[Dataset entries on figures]

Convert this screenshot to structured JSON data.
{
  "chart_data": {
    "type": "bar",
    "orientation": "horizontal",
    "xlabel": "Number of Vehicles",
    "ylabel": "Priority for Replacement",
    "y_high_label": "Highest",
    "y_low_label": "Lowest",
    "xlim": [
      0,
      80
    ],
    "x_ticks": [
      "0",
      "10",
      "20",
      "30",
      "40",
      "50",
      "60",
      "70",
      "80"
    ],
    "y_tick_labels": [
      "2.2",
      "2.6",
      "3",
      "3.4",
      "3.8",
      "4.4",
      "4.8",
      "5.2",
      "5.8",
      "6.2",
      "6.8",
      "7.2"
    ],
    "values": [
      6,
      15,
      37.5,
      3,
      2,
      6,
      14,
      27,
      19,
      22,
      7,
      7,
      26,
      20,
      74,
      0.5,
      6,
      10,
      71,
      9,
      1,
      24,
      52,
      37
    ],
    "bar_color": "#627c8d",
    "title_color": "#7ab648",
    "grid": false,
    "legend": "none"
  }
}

To be done ->
Transcribe each entry precisely, missing none.

The reply ->
Convert this screenshot to structured JSON data.
{
  "chart_data": {
    "type": "bar",
    "orientation": "horizontal",
    "xlabel": "Number of Vehicles",
    "ylabel": "Priority for Replacement",
    "y_high_label": "Highest",
    "y_low_label": "Lowest",
    "xlim": [
      0,
      80
    ],
    "x_ticks": [
      "0",
      "10",
      "20",
      "30",
      "40",
      "50",
      "60",
      "70",
      "80"
    ],
    "y_tick_labels": [
      "2.2",
      "2.6",
      "3",
      "3.4",
      "3.8",
      "4.4",
      "4.8",
      "5.2",
      "5.8",
      "6.2",
      "6.8",
      "7.2"
    ],
    "values": [
      6,
      15,
      37.5,
      3,
      2,
      6,
      14,
      27,
      19,
      22,
      7,
      7,
      26,
      20,
      74,
      0.5,
      6,
      10,
      71,
      9,
      1,
      24,
      52,
      37
    ],
    "bar_color": "#627c8d",
    "title_color": "#7ab648",
    "grid": false,
    "legend": "none"
  }
}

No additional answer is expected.